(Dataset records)
○ ○ ○

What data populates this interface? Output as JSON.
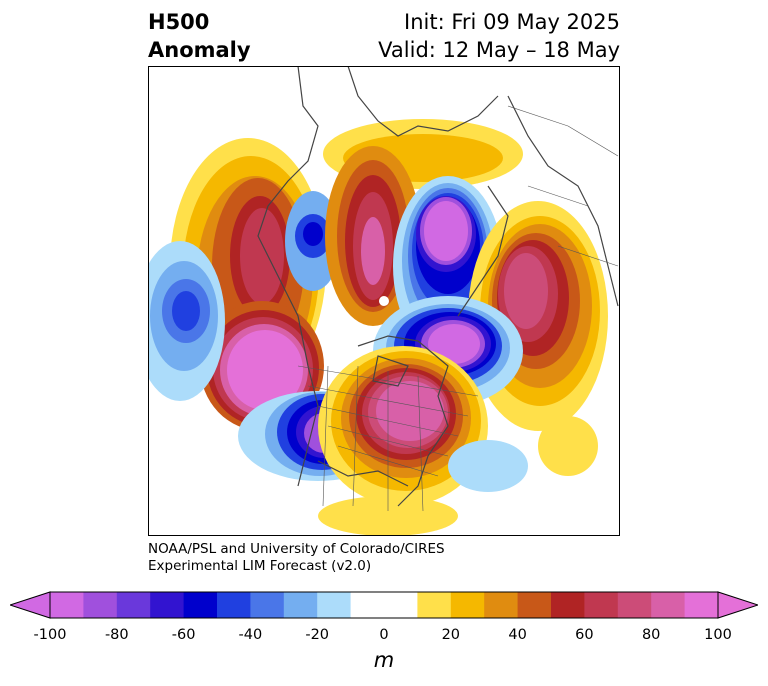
{
  "header": {
    "variable": "H500",
    "field": "Anomaly",
    "init": "Init: Fri 09 May 2025",
    "valid": "Valid: 12 May – 18 May"
  },
  "credit": {
    "line1": "NOAA/PSL and University of Colorado/CIRES",
    "line2": "Experimental LIM Forecast (v2.0)"
  },
  "colorbar": {
    "unit": "m",
    "ticks": [
      "-100",
      "-80",
      "-60",
      "-40",
      "-20",
      "0",
      "20",
      "40",
      "60",
      "80",
      "100"
    ],
    "colors": [
      "#d169e3",
      "#a050dd",
      "#6a38db",
      "#3214d0",
      "#0000cc",
      "#2040e0",
      "#4a76e8",
      "#74aef0",
      "#acdcfa",
      "#ffffff",
      "#ffffff",
      "#ffe04a",
      "#f5b800",
      "#e08c10",
      "#c85818",
      "#b02424",
      "#c03850",
      "#cc4c78",
      "#d860a8",
      "#e470d8"
    ]
  }
}
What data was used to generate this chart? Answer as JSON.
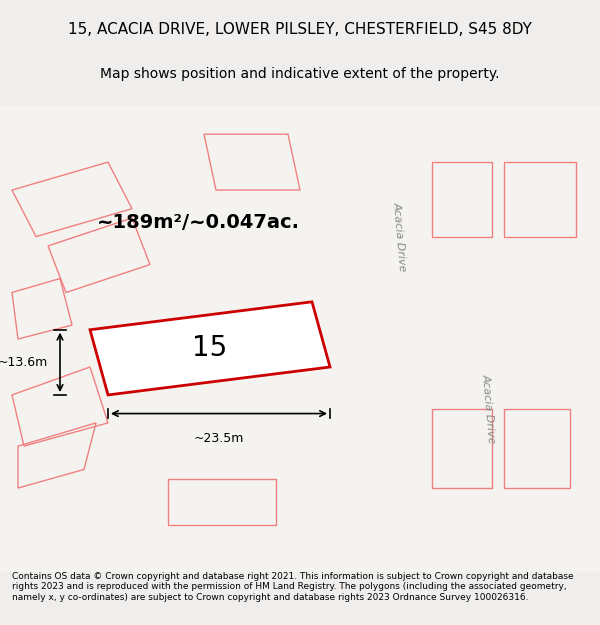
{
  "title_line1": "15, ACACIA DRIVE, LOWER PILSLEY, CHESTERFIELD, S45 8DY",
  "title_line2": "Map shows position and indicative extent of the property.",
  "area_text": "~189m²/~0.047ac.",
  "property_number": "15",
  "dim_width": "~23.5m",
  "dim_height": "~13.6m",
  "footer_text": "Contains OS data © Crown copyright and database right 2021. This information is subject to Crown copyright and database rights 2023 and is reproduced with the permission of HM Land Registry. The polygons (including the associated geometry, namely x, y co-ordinates) are subject to Crown copyright and database rights 2023 Ordnance Survey 100026316.",
  "bg_color": "#f0eeec",
  "map_bg": "#f5f3f0",
  "property_fill": "#f5f3f0",
  "property_edge": "#cc0000",
  "neighbor_edge": "#f08080",
  "road_label1": "Acacia Drive",
  "road_label2": "Acacia Drive",
  "title_fontsize": 11,
  "subtitle_fontsize": 10
}
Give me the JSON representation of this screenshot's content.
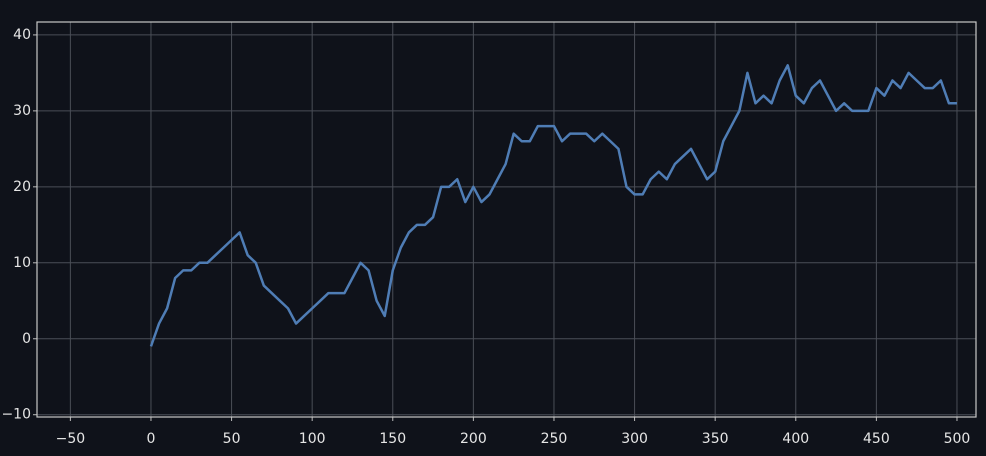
{
  "chart_data": {
    "type": "line",
    "x": [
      0,
      5,
      10,
      15,
      20,
      25,
      30,
      35,
      40,
      45,
      50,
      55,
      60,
      65,
      70,
      75,
      80,
      85,
      90,
      95,
      100,
      105,
      110,
      115,
      120,
      125,
      130,
      135,
      140,
      145,
      150,
      155,
      160,
      165,
      170,
      175,
      180,
      185,
      190,
      195,
      200,
      205,
      210,
      215,
      220,
      225,
      230,
      235,
      240,
      245,
      250,
      255,
      260,
      265,
      270,
      275,
      280,
      285,
      290,
      295,
      300,
      305,
      310,
      315,
      320,
      325,
      330,
      335,
      340,
      345,
      350,
      355,
      360,
      365,
      370,
      375,
      380,
      385,
      390,
      395,
      400,
      405,
      410,
      415,
      420,
      425,
      430,
      435,
      440,
      445,
      450,
      455,
      460,
      465,
      470,
      475,
      480,
      485,
      490,
      495,
      500
    ],
    "values": [
      -1,
      2,
      4,
      8,
      9,
      9,
      10,
      10,
      11,
      12,
      13,
      14,
      11,
      10,
      7,
      6,
      5,
      4,
      2,
      3,
      4,
      5,
      6,
      6,
      6,
      8,
      10,
      9,
      5,
      3,
      9,
      12,
      14,
      15,
      15,
      16,
      20,
      20,
      21,
      18,
      20,
      18,
      19,
      21,
      23,
      27,
      26,
      26,
      28,
      28,
      28,
      26,
      27,
      27,
      27,
      26,
      27,
      26,
      25,
      20,
      19,
      19,
      21,
      22,
      21,
      23,
      24,
      25,
      23,
      21,
      22,
      26,
      28,
      30,
      35,
      31,
      32,
      31,
      34,
      36,
      32,
      31,
      33,
      34,
      32,
      30,
      31,
      30,
      30,
      30,
      33,
      32,
      34,
      33,
      35,
      34,
      33,
      33,
      34,
      31,
      31
    ],
    "color": "#4f7db5",
    "xlim": [
      -70.7,
      511.8
    ],
    "ylim": [
      -10.3,
      41.7
    ],
    "xticks": [
      {
        "value": -50,
        "label": "−50"
      },
      0,
      50,
      100,
      150,
      200,
      250,
      300,
      350,
      400,
      450,
      500
    ],
    "yticks": [
      {
        "value": -10,
        "label": "−10"
      },
      0,
      10,
      20,
      30,
      40
    ],
    "grid": true
  }
}
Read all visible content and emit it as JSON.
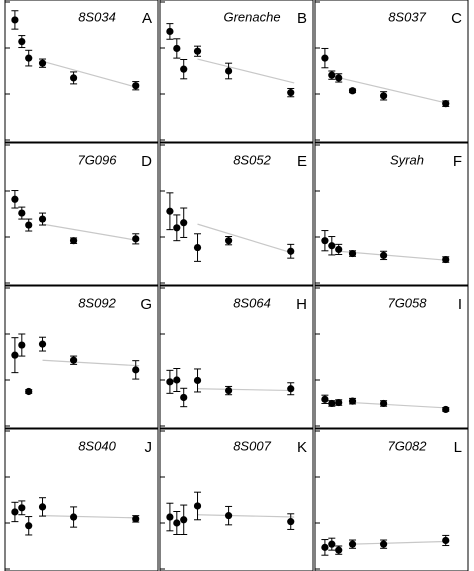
{
  "chart_data": [
    {
      "type": "scatter",
      "title": "8S034",
      "label": "A",
      "x": [
        1,
        2,
        3,
        5,
        9.5,
        18.5
      ],
      "values": [
        2.61,
        2.14,
        1.78,
        1.67,
        1.35,
        1.18
      ],
      "errors": [
        0.2,
        0.13,
        0.17,
        0.09,
        0.13,
        0.09
      ],
      "fit_x": [
        5,
        19
      ],
      "fit_values": [
        1.71,
        1.13
      ],
      "xlim": [
        0,
        21
      ],
      "ylim": [
        0,
        3
      ],
      "yticks": [
        0,
        1,
        2,
        3
      ],
      "color": "#000000",
      "fit_color": "#c8c8c8"
    },
    {
      "type": "scatter",
      "title": "Grenache",
      "label": "B",
      "x": [
        1,
        2,
        3,
        5,
        9.5,
        18.5
      ],
      "values": [
        2.36,
        1.99,
        1.54,
        1.93,
        1.5,
        1.03
      ],
      "errors": [
        0.17,
        0.21,
        0.21,
        0.11,
        0.17,
        0.09
      ],
      "fit_x": [
        5,
        19
      ],
      "fit_values": [
        1.76,
        1.24
      ],
      "xlim": [
        0,
        21
      ],
      "ylim": [
        0,
        3
      ],
      "yticks": [
        0,
        1,
        2,
        3
      ],
      "color": "#000000",
      "fit_color": "#c8c8c8"
    },
    {
      "type": "scatter",
      "title": "8S037",
      "label": "C",
      "x": [
        1,
        2,
        3,
        5,
        9.5,
        18.5
      ],
      "values": [
        1.78,
        1.41,
        1.35,
        1.07,
        0.96,
        0.79
      ],
      "errors": [
        0.21,
        0.09,
        0.09,
        0.04,
        0.09,
        0.06
      ],
      "fit_x": [
        2,
        19
      ],
      "fit_values": [
        1.39,
        0.79
      ],
      "xlim": [
        0,
        21
      ],
      "ylim": [
        0,
        3
      ],
      "yticks": [
        0,
        1,
        2,
        3
      ],
      "color": "#000000",
      "fit_color": "#c8c8c8"
    },
    {
      "type": "scatter",
      "title": "7G096",
      "label": "D",
      "x": [
        1,
        2,
        3,
        5,
        9.5,
        18.5
      ],
      "values": [
        1.82,
        1.52,
        1.26,
        1.39,
        0.92,
        0.96
      ],
      "errors": [
        0.19,
        0.13,
        0.13,
        0.13,
        0.06,
        0.11
      ],
      "fit_x": [
        5,
        19
      ],
      "fit_values": [
        1.28,
        0.92
      ],
      "xlim": [
        0,
        21
      ],
      "ylim": [
        0,
        3
      ],
      "yticks": [
        0,
        1,
        2,
        3
      ],
      "color": "#000000",
      "fit_color": "#c8c8c8"
    },
    {
      "type": "scatter",
      "title": "8S052",
      "label": "E",
      "x": [
        1,
        2,
        3,
        5,
        9.5,
        18.5
      ],
      "values": [
        1.56,
        1.2,
        1.31,
        0.77,
        0.92,
        0.69
      ],
      "errors": [
        0.4,
        0.28,
        0.32,
        0.3,
        0.09,
        0.15
      ],
      "fit_x": [
        5,
        19
      ],
      "fit_values": [
        1.28,
        0.64
      ],
      "xlim": [
        0,
        21
      ],
      "ylim": [
        0,
        3
      ],
      "yticks": [
        0,
        1,
        2,
        3
      ],
      "color": "#000000",
      "fit_color": "#c8c8c8"
    },
    {
      "type": "scatter",
      "title": "Syrah",
      "label": "F",
      "x": [
        1,
        2,
        3,
        5,
        9.5,
        18.5
      ],
      "values": [
        0.92,
        0.81,
        0.73,
        0.64,
        0.6,
        0.51
      ],
      "errors": [
        0.22,
        0.2,
        0.11,
        0.06,
        0.09,
        0.06
      ],
      "fit_x": [
        3,
        19
      ],
      "fit_values": [
        0.69,
        0.49
      ],
      "xlim": [
        0,
        21
      ],
      "ylim": [
        0,
        3
      ],
      "yticks": [
        0,
        1,
        2,
        3
      ],
      "color": "#000000",
      "fit_color": "#c8c8c8"
    },
    {
      "type": "scatter",
      "title": "8S092",
      "label": "G",
      "x": [
        1,
        2,
        3,
        5,
        9.5,
        18.5
      ],
      "values": [
        1.54,
        1.76,
        0.75,
        1.78,
        1.43,
        1.22
      ],
      "errors": [
        0.38,
        0.24,
        0.04,
        0.15,
        0.09,
        0.2
      ],
      "fit_x": [
        5,
        19
      ],
      "fit_values": [
        1.43,
        1.31
      ],
      "xlim": [
        0,
        21
      ],
      "ylim": [
        0,
        3
      ],
      "yticks": [
        0,
        1,
        2,
        3
      ],
      "color": "#000000",
      "fit_color": "#c8c8c8"
    },
    {
      "type": "scatter",
      "title": "8S064",
      "label": "H",
      "x": [
        1,
        2,
        3,
        5,
        9.5,
        18.5
      ],
      "values": [
        0.96,
        1.0,
        0.62,
        0.99,
        0.77,
        0.81
      ],
      "errors": [
        0.25,
        0.25,
        0.2,
        0.25,
        0.09,
        0.13
      ],
      "fit_x": [
        5,
        19
      ],
      "fit_values": [
        0.81,
        0.77
      ],
      "xlim": [
        0,
        21
      ],
      "ylim": [
        0,
        3
      ],
      "yticks": [
        0,
        1,
        2,
        3
      ],
      "color": "#000000",
      "fit_color": "#c8c8c8"
    },
    {
      "type": "scatter",
      "title": "7G058",
      "label": "I",
      "x": [
        1,
        2,
        3,
        5,
        9.5,
        18.5
      ],
      "values": [
        0.58,
        0.49,
        0.51,
        0.54,
        0.49,
        0.36
      ],
      "errors": [
        0.09,
        0.06,
        0.06,
        0.06,
        0.06,
        0.04
      ],
      "fit_x": [
        5,
        19
      ],
      "fit_values": [
        0.51,
        0.39
      ],
      "xlim": [
        0,
        21
      ],
      "ylim": [
        0,
        3
      ],
      "yticks": [
        0,
        1,
        2,
        3
      ],
      "color": "#000000",
      "fit_color": "#c8c8c8"
    },
    {
      "type": "scatter",
      "title": "8S040",
      "label": "J",
      "x": [
        1,
        2,
        3,
        5,
        9.5,
        18.5
      ],
      "values": [
        1.24,
        1.33,
        0.94,
        1.35,
        1.13,
        1.09
      ],
      "errors": [
        0.21,
        0.15,
        0.2,
        0.2,
        0.22,
        0.07
      ],
      "fit_x": [
        5,
        19
      ],
      "fit_values": [
        1.16,
        1.11
      ],
      "xlim": [
        0,
        21
      ],
      "ylim": [
        0,
        3
      ],
      "yticks": [
        0,
        1,
        2,
        3
      ],
      "color": "#000000",
      "fit_color": "#c8c8c8"
    },
    {
      "type": "scatter",
      "title": "8S007",
      "label": "K",
      "x": [
        1,
        2,
        3,
        5,
        9.5,
        18.5
      ],
      "values": [
        1.13,
        1.0,
        1.07,
        1.37,
        1.16,
        1.03
      ],
      "errors": [
        0.3,
        0.25,
        0.32,
        0.3,
        0.2,
        0.17
      ],
      "fit_x": [
        5,
        19
      ],
      "fit_values": [
        1.18,
        1.13
      ],
      "xlim": [
        0,
        21
      ],
      "ylim": [
        0,
        3
      ],
      "yticks": [
        0,
        1,
        2,
        3
      ],
      "color": "#000000",
      "fit_color": "#c8c8c8"
    },
    {
      "type": "scatter",
      "title": "7G082",
      "label": "L",
      "x": [
        1,
        2,
        3,
        5,
        9.5,
        18.5
      ],
      "values": [
        0.47,
        0.54,
        0.41,
        0.54,
        0.54,
        0.62
      ],
      "errors": [
        0.17,
        0.13,
        0.09,
        0.09,
        0.09,
        0.11
      ],
      "fit_x": [
        5,
        19
      ],
      "fit_values": [
        0.54,
        0.6
      ],
      "xlim": [
        0,
        21
      ],
      "ylim": [
        0,
        3
      ],
      "yticks": [
        0,
        1,
        2,
        3
      ],
      "color": "#000000",
      "fit_color": "#c8c8c8"
    }
  ]
}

○ ○ ○

== Task prompt ==
From the records, copy every line that has the string "content" in it.

== Completed task ==
Give me the JSON representation of this screenshot's content.
Read all visible content and emit it as JSON.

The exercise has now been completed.